#### INSTRUCTION
Omit the pictures, then write out every entry exactly as it reads.
....................
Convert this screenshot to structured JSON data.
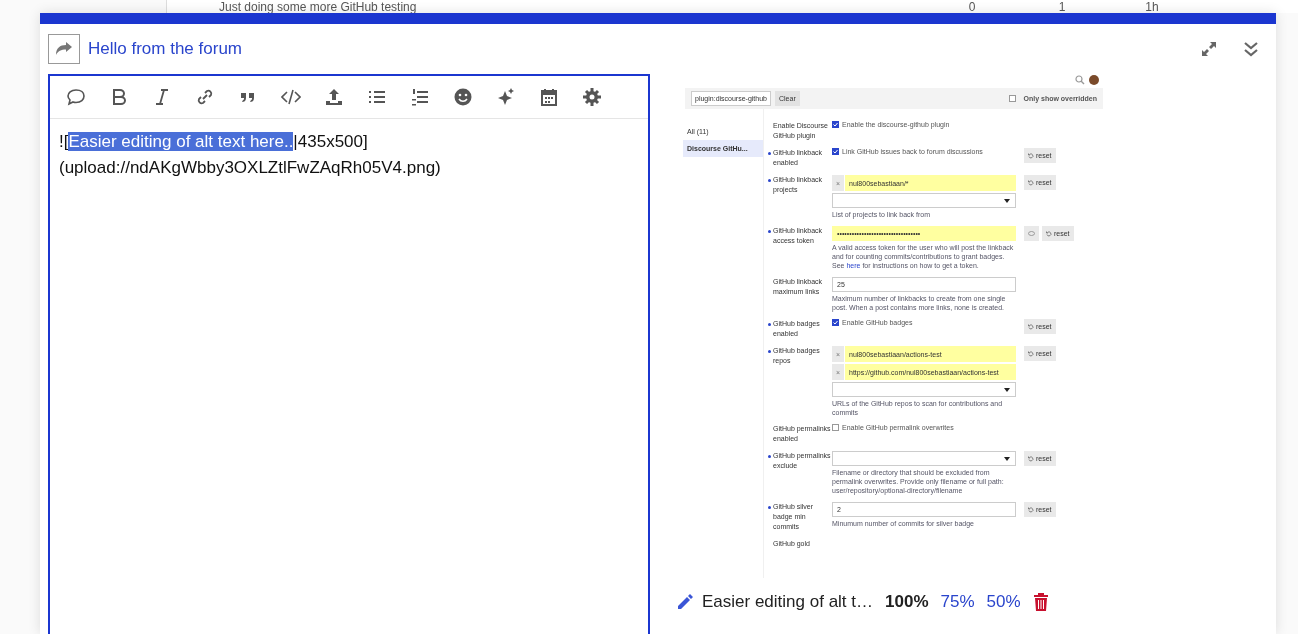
{
  "background_topic": {
    "title": "Just doing some more GitHub testing",
    "columns": [
      "0",
      "1",
      "1h"
    ]
  },
  "composer": {
    "title": "Hello from the forum",
    "editor": {
      "text_before": "![",
      "selection": "Easier editing of alt text here..",
      "text_after": "|435x500]",
      "line_2": "(upload://ndAKgWbby3OXLZtlFwZAqRh05V4.png)"
    },
    "preview": {
      "screenshot": {
        "filter_value": "plugin:discourse-github",
        "clear_button": "Clear",
        "only_overridden": {
          "label": "Only show overridden",
          "checked": false
        },
        "categories": [
          {
            "label": "All",
            "count": "(11)",
            "selected": false
          },
          {
            "label": "Discourse GitHu...",
            "selected": true
          }
        ],
        "settings": [
          {
            "label": "Enable Discourse GitHub plugin",
            "overridden": false,
            "kind": "checkbox",
            "checked": true,
            "text": "Enable the discourse-github plugin"
          },
          {
            "label": "GitHub linkback enabled",
            "overridden": true,
            "kind": "checkbox",
            "checked": true,
            "text": "Link GitHub issues back to forum discussions",
            "reset": "reset"
          },
          {
            "label": "GitHub linkback projects",
            "overridden": true,
            "kind": "list",
            "values": [
              {
                "value": "nul800sebastiaan/*",
                "remove": "×"
              }
            ],
            "description": "List of projects to link back from",
            "reset": "reset"
          },
          {
            "label": "GitHub linkback access token",
            "overridden": true,
            "kind": "secret",
            "value": "••••••••••••••••••••••••••••••••••",
            "description": "A valid access token for the user who will post the linkback and for counting commits/contributions to grant badges. See",
            "link": "here",
            "description_end": "for instructions on how to get a token.",
            "reset": "reset"
          },
          {
            "label": "GitHub linkback maximum links",
            "overridden": false,
            "kind": "text",
            "value": "25",
            "description": "Maximum number of linkbacks to create from one single post. When a post contains more links, none is created."
          },
          {
            "label": "GitHub badges enabled",
            "overridden": true,
            "kind": "checkbox",
            "checked": true,
            "text": "Enable GitHub badges",
            "reset": "reset"
          },
          {
            "label": "GitHub badges repos",
            "overridden": true,
            "kind": "list",
            "values": [
              {
                "value": "nul800sebastiaan/actions-test",
                "remove": "×"
              },
              {
                "value": "https://github.com/nul800sebastiaan/actions-test",
                "remove": "×"
              }
            ],
            "description": "URLs of the GitHub repos to scan for contributions and commits",
            "reset": "reset"
          },
          {
            "label": "GitHub permalinks enabled",
            "overridden": false,
            "kind": "checkbox",
            "checked": false,
            "text": "Enable GitHub permalink overwrites"
          },
          {
            "label": "GitHub permalinks exclude",
            "overridden": true,
            "kind": "list",
            "description": "Filename or directory that should be excluded from permalink overwrites. Provide only filename or full path: user/repository/optional-directory/filename",
            "reset": "reset"
          },
          {
            "label": "GitHub silver badge min commits",
            "overridden": true,
            "kind": "text",
            "value": "2",
            "description": "Minumum number of commits for silver badge",
            "reset": "reset"
          },
          {
            "label": "GitHub gold",
            "overridden": false,
            "kind": "text"
          }
        ]
      },
      "alt_text": "Easier editing of alt t…",
      "scales": [
        {
          "label": "100%",
          "selected": true
        },
        {
          "label": "75%",
          "selected": false
        },
        {
          "label": "50%",
          "selected": false
        }
      ]
    }
  }
}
....................
#### ANSWER IN FULL
Convert this screenshot to structured JSON data.
{
  "background_topic": {
    "title": "Just doing some more GitHub testing",
    "columns": [
      "0",
      "1",
      "1h"
    ]
  },
  "composer": {
    "title": "Hello from the forum",
    "editor": {
      "text_before": "![",
      "selection": "Easier editing of alt text here..",
      "text_after": "|435x500]",
      "line_2": "(upload://ndAKgWbby3OXLZtlFwZAqRh05V4.png)"
    },
    "preview": {
      "screenshot": {
        "filter_value": "plugin:discourse-github",
        "clear_button": "Clear",
        "only_overridden": {
          "label": "Only show overridden",
          "checked": false
        },
        "categories": [
          {
            "label": "All",
            "count": "(11)",
            "selected": false
          },
          {
            "label": "Discourse GitHu...",
            "selected": true
          }
        ],
        "settings": [
          {
            "label": "Enable Discourse GitHub plugin",
            "overridden": false,
            "kind": "checkbox",
            "checked": true,
            "text": "Enable the discourse-github plugin"
          },
          {
            "label": "GitHub linkback enabled",
            "overridden": true,
            "kind": "checkbox",
            "checked": true,
            "text": "Link GitHub issues back to forum discussions",
            "reset": "reset"
          },
          {
            "label": "GitHub linkback projects",
            "overridden": true,
            "kind": "list",
            "values": [
              {
                "value": "nul800sebastiaan/*",
                "remove": "×"
              }
            ],
            "description": "List of projects to link back from",
            "reset": "reset"
          },
          {
            "label": "GitHub linkback access token",
            "overridden": true,
            "kind": "secret",
            "value": "••••••••••••••••••••••••••••••••••",
            "description": "A valid access token for the user who will post the linkback and for counting commits/contributions to grant badges. See",
            "link": "here",
            "description_end": "for instructions on how to get a token.",
            "reset": "reset"
          },
          {
            "label": "GitHub linkback maximum links",
            "overridden": false,
            "kind": "text",
            "value": "25",
            "description": "Maximum number of linkbacks to create from one single post. When a post contains more links, none is created."
          },
          {
            "label": "GitHub badges enabled",
            "overridden": true,
            "kind": "checkbox",
            "checked": true,
            "text": "Enable GitHub badges",
            "reset": "reset"
          },
          {
            "label": "GitHub badges repos",
            "overridden": true,
            "kind": "list",
            "values": [
              {
                "value": "nul800sebastiaan/actions-test",
                "remove": "×"
              },
              {
                "value": "https://github.com/nul800sebastiaan/actions-test",
                "remove": "×"
              }
            ],
            "description": "URLs of the GitHub repos to scan for contributions and commits",
            "reset": "reset"
          },
          {
            "label": "GitHub permalinks enabled",
            "overridden": false,
            "kind": "checkbox",
            "checked": false,
            "text": "Enable GitHub permalink overwrites"
          },
          {
            "label": "GitHub permalinks exclude",
            "overridden": true,
            "kind": "list",
            "description": "Filename or directory that should be excluded from permalink overwrites. Provide only filename or full path: user/repository/optional-directory/filename",
            "reset": "reset"
          },
          {
            "label": "GitHub silver badge min commits",
            "overridden": true,
            "kind": "text",
            "value": "2",
            "description": "Minumum number of commits for silver badge",
            "reset": "reset"
          },
          {
            "label": "GitHub gold",
            "overridden": false,
            "kind": "text"
          }
        ]
      },
      "alt_text": "Easier editing of alt t…",
      "scales": [
        {
          "label": "100%",
          "selected": true
        },
        {
          "label": "75%",
          "selected": false
        },
        {
          "label": "50%",
          "selected": false
        }
      ]
    }
  }
}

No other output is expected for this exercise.